DIRECTIONS: Quote the whole listing verbatim.

[Data extracted from a collection]

╔══

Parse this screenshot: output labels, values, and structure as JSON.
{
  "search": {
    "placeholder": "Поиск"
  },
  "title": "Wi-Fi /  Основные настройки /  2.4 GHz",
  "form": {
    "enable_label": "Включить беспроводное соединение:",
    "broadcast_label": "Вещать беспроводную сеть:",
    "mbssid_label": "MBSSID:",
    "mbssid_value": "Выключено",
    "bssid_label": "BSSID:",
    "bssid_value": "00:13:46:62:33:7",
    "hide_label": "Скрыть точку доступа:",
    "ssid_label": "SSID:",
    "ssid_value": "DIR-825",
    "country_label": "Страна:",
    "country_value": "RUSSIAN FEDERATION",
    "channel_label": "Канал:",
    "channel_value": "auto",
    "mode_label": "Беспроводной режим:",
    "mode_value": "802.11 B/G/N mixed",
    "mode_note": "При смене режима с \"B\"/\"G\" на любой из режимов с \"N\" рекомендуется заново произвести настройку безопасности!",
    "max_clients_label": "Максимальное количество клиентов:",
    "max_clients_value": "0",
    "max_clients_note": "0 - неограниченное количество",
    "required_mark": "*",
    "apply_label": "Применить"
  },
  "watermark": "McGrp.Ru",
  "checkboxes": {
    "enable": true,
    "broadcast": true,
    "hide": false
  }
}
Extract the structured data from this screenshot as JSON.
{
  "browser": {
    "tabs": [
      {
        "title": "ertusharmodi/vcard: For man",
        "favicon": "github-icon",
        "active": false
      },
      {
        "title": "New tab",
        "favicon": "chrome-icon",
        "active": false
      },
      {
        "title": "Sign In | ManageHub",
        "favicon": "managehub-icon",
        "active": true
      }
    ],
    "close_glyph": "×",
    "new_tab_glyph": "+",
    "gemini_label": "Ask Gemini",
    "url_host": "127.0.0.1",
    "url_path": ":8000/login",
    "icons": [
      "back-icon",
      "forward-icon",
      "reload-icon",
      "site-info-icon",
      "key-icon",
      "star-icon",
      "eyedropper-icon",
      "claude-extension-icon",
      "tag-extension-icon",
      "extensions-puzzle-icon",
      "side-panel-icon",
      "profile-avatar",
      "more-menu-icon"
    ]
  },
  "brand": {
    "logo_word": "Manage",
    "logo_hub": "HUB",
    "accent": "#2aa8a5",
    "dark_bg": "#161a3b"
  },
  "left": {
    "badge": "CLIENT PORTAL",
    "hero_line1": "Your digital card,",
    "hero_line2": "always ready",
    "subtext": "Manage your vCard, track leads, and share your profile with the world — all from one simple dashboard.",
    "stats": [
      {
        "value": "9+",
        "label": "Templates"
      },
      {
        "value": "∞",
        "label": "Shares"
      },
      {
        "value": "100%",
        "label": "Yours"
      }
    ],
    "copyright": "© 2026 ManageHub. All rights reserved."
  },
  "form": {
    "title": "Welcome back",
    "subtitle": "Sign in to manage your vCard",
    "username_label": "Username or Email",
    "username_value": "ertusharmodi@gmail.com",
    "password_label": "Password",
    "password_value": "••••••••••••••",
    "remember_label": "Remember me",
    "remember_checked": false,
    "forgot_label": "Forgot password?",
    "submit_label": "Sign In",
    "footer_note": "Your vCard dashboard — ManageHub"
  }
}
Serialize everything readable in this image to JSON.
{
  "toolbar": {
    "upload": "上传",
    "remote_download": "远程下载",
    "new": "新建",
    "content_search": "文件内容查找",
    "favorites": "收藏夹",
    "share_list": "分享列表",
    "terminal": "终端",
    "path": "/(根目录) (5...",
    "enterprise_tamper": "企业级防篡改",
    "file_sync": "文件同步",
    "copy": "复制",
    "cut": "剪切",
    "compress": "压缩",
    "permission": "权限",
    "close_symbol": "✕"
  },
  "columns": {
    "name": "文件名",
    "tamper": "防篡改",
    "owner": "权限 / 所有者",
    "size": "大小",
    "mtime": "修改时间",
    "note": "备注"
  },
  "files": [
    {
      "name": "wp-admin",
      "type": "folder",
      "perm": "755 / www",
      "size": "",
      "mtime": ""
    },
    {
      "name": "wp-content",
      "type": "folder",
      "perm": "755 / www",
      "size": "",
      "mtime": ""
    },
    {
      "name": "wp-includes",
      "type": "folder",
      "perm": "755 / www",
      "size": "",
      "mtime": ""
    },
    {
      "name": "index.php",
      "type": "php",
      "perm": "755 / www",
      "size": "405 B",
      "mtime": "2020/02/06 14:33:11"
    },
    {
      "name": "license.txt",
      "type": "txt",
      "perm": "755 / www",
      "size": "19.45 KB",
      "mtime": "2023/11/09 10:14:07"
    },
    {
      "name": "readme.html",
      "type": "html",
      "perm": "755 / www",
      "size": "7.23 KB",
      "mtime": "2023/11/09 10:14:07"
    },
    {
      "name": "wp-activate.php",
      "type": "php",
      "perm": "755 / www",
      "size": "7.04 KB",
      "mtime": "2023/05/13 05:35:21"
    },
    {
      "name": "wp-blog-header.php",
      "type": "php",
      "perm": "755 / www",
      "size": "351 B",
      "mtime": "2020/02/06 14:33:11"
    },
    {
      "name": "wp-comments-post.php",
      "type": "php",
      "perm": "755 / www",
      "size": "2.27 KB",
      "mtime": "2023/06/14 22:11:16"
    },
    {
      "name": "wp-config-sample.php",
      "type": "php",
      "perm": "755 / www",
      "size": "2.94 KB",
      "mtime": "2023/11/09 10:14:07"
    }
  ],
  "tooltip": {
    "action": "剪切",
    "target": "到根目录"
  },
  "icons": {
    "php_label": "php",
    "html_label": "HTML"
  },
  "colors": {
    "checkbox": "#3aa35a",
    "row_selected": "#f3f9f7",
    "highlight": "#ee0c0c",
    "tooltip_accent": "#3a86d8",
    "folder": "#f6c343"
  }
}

╚══

FINAL RESULT:
Parse this screenshot: output labels, values, and structure as JSON.
{
  "search": {
    "placeholder": "Поиск"
  },
  "title": "Wi-Fi /  Основные настройки /  2.4 GHz",
  "form": {
    "enable_label": "Включить беспроводное соединение:",
    "broadcast_label": "Вещать беспроводную сеть:",
    "mbssid_label": "MBSSID:",
    "mbssid_value": "Выключено",
    "bssid_label": "BSSID:",
    "bssid_value": "00:13:46:62:33:7",
    "hide_label": "Скрыть точку доступа:",
    "ssid_label": "SSID:",
    "ssid_value": "DIR-825",
    "country_label": "Страна:",
    "country_value": "RUSSIAN FEDERATION",
    "channel_label": "Канал:",
    "channel_value": "auto",
    "mode_label": "Беспроводной режим:",
    "mode_value": "802.11 B/G/N mixed",
    "mode_note": "При смене режима с \"B\"/\"G\" на любой из режимов с \"N\" рекомендуется заново произвести настройку безопасности!",
    "max_clients_label": "Максимальное количество клиентов:",
    "max_clients_value": "0",
    "max_clients_note": "0 - неограниченное количество",
    "required_mark": "*",
    "apply_label": "Применить"
  },
  "watermark": "McGrp.Ru",
  "checkboxes": {
    "enable": true,
    "broadcast": true,
    "hide": false
  }
}
Extract the structured data from this screenshot as JSON.
{
  "browser": {
    "tabs": [
      {
        "title": "ertusharmodi/vcard: For man",
        "favicon": "github-icon",
        "active": false
      },
      {
        "title": "New tab",
        "favicon": "chrome-icon",
        "active": false
      },
      {
        "title": "Sign In | ManageHub",
        "favicon": "managehub-icon",
        "active": true
      }
    ],
    "close_glyph": "×",
    "new_tab_glyph": "+",
    "gemini_label": "Ask Gemini",
    "url_host": "127.0.0.1",
    "url_path": ":8000/login",
    "icons": [
      "back-icon",
      "forward-icon",
      "reload-icon",
      "site-info-icon",
      "key-icon",
      "star-icon",
      "eyedropper-icon",
      "claude-extension-icon",
      "tag-extension-icon",
      "extensions-puzzle-icon",
      "side-panel-icon",
      "profile-avatar",
      "more-menu-icon"
    ]
  },
  "brand": {
    "logo_word": "Manage",
    "logo_hub": "HUB",
    "accent": "#2aa8a5",
    "dark_bg": "#161a3b"
  },
  "left": {
    "badge": "CLIENT PORTAL",
    "hero_line1": "Your digital card,",
    "hero_line2": "always ready",
    "subtext": "Manage your vCard, track leads, and share your profile with the world — all from one simple dashboard.",
    "stats": [
      {
        "value": "9+",
        "label": "Templates"
      },
      {
        "value": "∞",
        "label": "Shares"
      },
      {
        "value": "100%",
        "label": "Yours"
      }
    ],
    "copyright": "© 2026 ManageHub. All rights reserved."
  },
  "form": {
    "title": "Welcome back",
    "subtitle": "Sign in to manage your vCard",
    "username_label": "Username or Email",
    "username_value": "ertusharmodi@gmail.com",
    "password_label": "Password",
    "password_value": "••••••••••••••",
    "remember_label": "Remember me",
    "remember_checked": false,
    "forgot_label": "Forgot password?",
    "submit_label": "Sign In",
    "footer_note": "Your vCard dashboard — ManageHub"
  }
}
Serialize everything readable in this image to JSON.
{
  "toolbar": {
    "upload": "上传",
    "remote_download": "远程下载",
    "new": "新建",
    "content_search": "文件内容查找",
    "favorites": "收藏夹",
    "share_list": "分享列表",
    "terminal": "终端",
    "path": "/(根目录) (5...",
    "enterprise_tamper": "企业级防篡改",
    "file_sync": "文件同步",
    "copy": "复制",
    "cut": "剪切",
    "compress": "压缩",
    "permission": "权限",
    "close_symbol": "✕"
  },
  "columns": {
    "name": "文件名",
    "tamper": "防篡改",
    "owner": "权限 / 所有者",
    "size": "大小",
    "mtime": "修改时间",
    "note": "备注"
  },
  "files": [
    {
      "name": "wp-admin",
      "type": "folder",
      "perm": "755 / www",
      "size": "",
      "mtime": ""
    },
    {
      "name": "wp-content",
      "type": "folder",
      "perm": "755 / www",
      "size": "",
      "mtime": ""
    },
    {
      "name": "wp-includes",
      "type": "folder",
      "perm": "755 / www",
      "size": "",
      "mtime": ""
    },
    {
      "name": "index.php",
      "type": "php",
      "perm": "755 / www",
      "size": "405 B",
      "mtime": "2020/02/06 14:33:11"
    },
    {
      "name": "license.txt",
      "type": "txt",
      "perm": "755 / www",
      "size": "19.45 KB",
      "mtime": "2023/11/09 10:14:07"
    },
    {
      "name": "readme.html",
      "type": "html",
      "perm": "755 / www",
      "size": "7.23 KB",
      "mtime": "2023/11/09 10:14:07"
    },
    {
      "name": "wp-activate.php",
      "type": "php",
      "perm": "755 / www",
      "size": "7.04 KB",
      "mtime": "2023/05/13 05:35:21"
    },
    {
      "name": "wp-blog-header.php",
      "type": "php",
      "perm": "755 / www",
      "size": "351 B",
      "mtime": "2020/02/06 14:33:11"
    },
    {
      "name": "wp-comments-post.php",
      "type": "php",
      "perm": "755 / www",
      "size": "2.27 KB",
      "mtime": "2023/06/14 22:11:16"
    },
    {
      "name": "wp-config-sample.php",
      "type": "php",
      "perm": "755 / www",
      "size": "2.94 KB",
      "mtime": "2023/11/09 10:14:07"
    }
  ],
  "tooltip": {
    "action": "剪切",
    "target": "到根目录"
  },
  "icons": {
    "php_label": "php",
    "html_label": "HTML"
  },
  "colors": {
    "checkbox": "#3aa35a",
    "row_selected": "#f3f9f7",
    "highlight": "#ee0c0c",
    "tooltip_accent": "#3a86d8",
    "folder": "#f6c343"
  }
}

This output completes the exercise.